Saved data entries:
— Begin —

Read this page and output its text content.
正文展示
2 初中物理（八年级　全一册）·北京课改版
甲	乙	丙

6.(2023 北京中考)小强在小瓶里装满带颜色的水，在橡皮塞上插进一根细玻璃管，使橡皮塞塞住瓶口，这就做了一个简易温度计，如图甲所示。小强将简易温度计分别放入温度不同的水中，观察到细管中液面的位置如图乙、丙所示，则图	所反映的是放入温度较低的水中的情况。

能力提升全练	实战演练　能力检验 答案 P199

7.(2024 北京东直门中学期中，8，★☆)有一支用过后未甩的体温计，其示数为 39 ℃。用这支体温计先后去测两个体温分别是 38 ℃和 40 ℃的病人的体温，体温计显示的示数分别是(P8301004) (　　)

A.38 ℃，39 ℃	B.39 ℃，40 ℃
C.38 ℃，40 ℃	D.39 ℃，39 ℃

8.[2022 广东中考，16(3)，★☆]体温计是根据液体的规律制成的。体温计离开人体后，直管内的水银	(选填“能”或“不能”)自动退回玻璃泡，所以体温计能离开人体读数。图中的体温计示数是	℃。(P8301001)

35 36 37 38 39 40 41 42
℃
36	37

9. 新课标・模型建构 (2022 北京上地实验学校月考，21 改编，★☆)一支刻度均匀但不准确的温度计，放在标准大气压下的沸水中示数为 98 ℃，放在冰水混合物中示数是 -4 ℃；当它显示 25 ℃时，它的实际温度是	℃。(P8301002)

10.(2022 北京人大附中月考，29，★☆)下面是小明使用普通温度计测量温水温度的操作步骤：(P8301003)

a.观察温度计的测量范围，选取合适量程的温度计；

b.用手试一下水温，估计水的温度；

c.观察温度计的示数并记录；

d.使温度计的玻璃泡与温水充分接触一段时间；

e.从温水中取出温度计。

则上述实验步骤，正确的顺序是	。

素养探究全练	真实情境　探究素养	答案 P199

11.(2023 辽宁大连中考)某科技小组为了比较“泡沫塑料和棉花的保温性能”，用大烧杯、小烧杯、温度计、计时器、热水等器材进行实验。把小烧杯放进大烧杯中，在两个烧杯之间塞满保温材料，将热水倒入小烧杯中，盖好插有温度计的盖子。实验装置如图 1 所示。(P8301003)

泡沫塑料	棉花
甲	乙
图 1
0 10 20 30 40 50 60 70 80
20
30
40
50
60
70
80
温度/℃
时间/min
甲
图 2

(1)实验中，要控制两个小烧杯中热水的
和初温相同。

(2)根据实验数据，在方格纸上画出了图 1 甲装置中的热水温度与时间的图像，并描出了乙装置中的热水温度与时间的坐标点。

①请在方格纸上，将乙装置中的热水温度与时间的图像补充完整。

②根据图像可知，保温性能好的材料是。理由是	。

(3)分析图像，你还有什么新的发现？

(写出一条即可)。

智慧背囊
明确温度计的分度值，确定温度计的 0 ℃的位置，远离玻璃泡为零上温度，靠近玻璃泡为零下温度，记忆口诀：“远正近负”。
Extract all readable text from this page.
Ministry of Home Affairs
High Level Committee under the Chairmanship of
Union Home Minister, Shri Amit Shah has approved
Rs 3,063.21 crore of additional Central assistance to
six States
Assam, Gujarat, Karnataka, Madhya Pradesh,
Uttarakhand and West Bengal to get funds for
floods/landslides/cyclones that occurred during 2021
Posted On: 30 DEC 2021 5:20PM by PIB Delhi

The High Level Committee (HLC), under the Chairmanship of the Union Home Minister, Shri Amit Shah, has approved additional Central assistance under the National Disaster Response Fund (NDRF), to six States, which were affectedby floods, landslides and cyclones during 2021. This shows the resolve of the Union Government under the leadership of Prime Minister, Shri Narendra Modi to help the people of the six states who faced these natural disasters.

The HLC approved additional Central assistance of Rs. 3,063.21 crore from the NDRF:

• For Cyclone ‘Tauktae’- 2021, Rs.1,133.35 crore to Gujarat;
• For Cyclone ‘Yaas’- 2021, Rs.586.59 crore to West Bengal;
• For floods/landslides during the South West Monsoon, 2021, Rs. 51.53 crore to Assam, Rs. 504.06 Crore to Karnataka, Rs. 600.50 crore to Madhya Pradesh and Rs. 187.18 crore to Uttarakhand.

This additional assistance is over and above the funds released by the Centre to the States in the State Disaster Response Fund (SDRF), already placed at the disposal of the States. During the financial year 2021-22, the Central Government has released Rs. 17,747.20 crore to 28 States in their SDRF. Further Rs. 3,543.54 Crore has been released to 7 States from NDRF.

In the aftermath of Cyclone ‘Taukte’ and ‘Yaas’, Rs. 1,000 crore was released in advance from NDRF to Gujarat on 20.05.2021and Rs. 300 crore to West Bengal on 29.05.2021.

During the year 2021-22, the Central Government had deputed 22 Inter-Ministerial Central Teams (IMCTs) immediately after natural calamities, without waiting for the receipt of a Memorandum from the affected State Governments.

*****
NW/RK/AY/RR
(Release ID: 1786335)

— End —

What you need to do >>
Nothing should be changed: write out all of the data as is.

Result of this task >>
Read this page and output its text content.
正文展示
2 初中物理（八年级　全一册）·北京课改版
甲	乙	丙

6.(2023 北京中考)小强在小瓶里装满带颜色的水，在橡皮塞上插进一根细玻璃管，使橡皮塞塞住瓶口，这就做了一个简易温度计，如图甲所示。小强将简易温度计分别放入温度不同的水中，观察到细管中液面的位置如图乙、丙所示，则图	所反映的是放入温度较低的水中的情况。

能力提升全练	实战演练　能力检验 答案 P199

7.(2024 北京东直门中学期中，8，★☆)有一支用过后未甩的体温计，其示数为 39 ℃。用这支体温计先后去测两个体温分别是 38 ℃和 40 ℃的病人的体温，体温计显示的示数分别是(P8301004) (　　)

A.38 ℃，39 ℃	B.39 ℃，40 ℃
C.38 ℃，40 ℃	D.39 ℃，39 ℃

8.[2022 广东中考，16(3)，★☆]体温计是根据液体的规律制成的。体温计离开人体后，直管内的水银	(选填“能”或“不能”)自动退回玻璃泡，所以体温计能离开人体读数。图中的体温计示数是	℃。(P8301001)

35 36 37 38 39 40 41 42
℃
36	37

9. 新课标・模型建构 (2022 北京上地实验学校月考，21 改编，★☆)一支刻度均匀但不准确的温度计，放在标准大气压下的沸水中示数为 98 ℃，放在冰水混合物中示数是 -4 ℃；当它显示 25 ℃时，它的实际温度是	℃。(P8301002)

10.(2022 北京人大附中月考，29，★☆)下面是小明使用普通温度计测量温水温度的操作步骤：(P8301003)

a.观察温度计的测量范围，选取合适量程的温度计；

b.用手试一下水温，估计水的温度；

c.观察温度计的示数并记录；

d.使温度计的玻璃泡与温水充分接触一段时间；

e.从温水中取出温度计。

则上述实验步骤，正确的顺序是	。

素养探究全练	真实情境　探究素养	答案 P199

11.(2023 辽宁大连中考)某科技小组为了比较“泡沫塑料和棉花的保温性能”，用大烧杯、小烧杯、温度计、计时器、热水等器材进行实验。把小烧杯放进大烧杯中，在两个烧杯之间塞满保温材料，将热水倒入小烧杯中，盖好插有温度计的盖子。实验装置如图 1 所示。(P8301003)

泡沫塑料	棉花
甲	乙
图 1
0 10 20 30 40 50 60 70 80
20
30
40
50
60
70
80
温度/℃
时间/min
甲
图 2

(1)实验中，要控制两个小烧杯中热水的
和初温相同。

(2)根据实验数据，在方格纸上画出了图 1 甲装置中的热水温度与时间的图像，并描出了乙装置中的热水温度与时间的坐标点。

①请在方格纸上，将乙装置中的热水温度与时间的图像补充完整。

②根据图像可知，保温性能好的材料是。理由是	。

(3)分析图像，你还有什么新的发现？

(写出一条即可)。

智慧背囊
明确温度计的分度值，确定温度计的 0 ℃的位置，远离玻璃泡为零上温度，靠近玻璃泡为零下温度，记忆口诀：“远正近负”。
Extract all readable text from this page.
Ministry of Home Affairs
High Level Committee under the Chairmanship of
Union Home Minister, Shri Amit Shah has approved
Rs 3,063.21 crore of additional Central assistance to
six States
Assam, Gujarat, Karnataka, Madhya Pradesh,
Uttarakhand and West Bengal to get funds for
floods/landslides/cyclones that occurred during 2021
Posted On: 30 DEC 2021 5:20PM by PIB Delhi

The High Level Committee (HLC), under the Chairmanship of the Union Home Minister, Shri Amit Shah, has approved additional Central assistance under the National Disaster Response Fund (NDRF), to six States, which were affectedby floods, landslides and cyclones during 2021. This shows the resolve of the Union Government under the leadership of Prime Minister, Shri Narendra Modi to help the people of the six states who faced these natural disasters.

The HLC approved additional Central assistance of Rs. 3,063.21 crore from the NDRF:

• For Cyclone ‘Tauktae’- 2021, Rs.1,133.35 crore to Gujarat;
• For Cyclone ‘Yaas’- 2021, Rs.586.59 crore to West Bengal;
• For floods/landslides during the South West Monsoon, 2021, Rs. 51.53 crore to Assam, Rs. 504.06 Crore to Karnataka, Rs. 600.50 crore to Madhya Pradesh and Rs. 187.18 crore to Uttarakhand.

This additional assistance is over and above the funds released by the Centre to the States in the State Disaster Response Fund (SDRF), already placed at the disposal of the States. During the financial year 2021-22, the Central Government has released Rs. 17,747.20 crore to 28 States in their SDRF. Further Rs. 3,543.54 Crore has been released to 7 States from NDRF.

In the aftermath of Cyclone ‘Taukte’ and ‘Yaas’, Rs. 1,000 crore was released in advance from NDRF to Gujarat on 20.05.2021and Rs. 300 crore to West Bengal on 29.05.2021.

During the year 2021-22, the Central Government had deputed 22 Inter-Ministerial Central Teams (IMCTs) immediately after natural calamities, without waiting for the receipt of a Memorandum from the affected State Governments.

*****
NW/RK/AY/RR
(Release ID: 1786335)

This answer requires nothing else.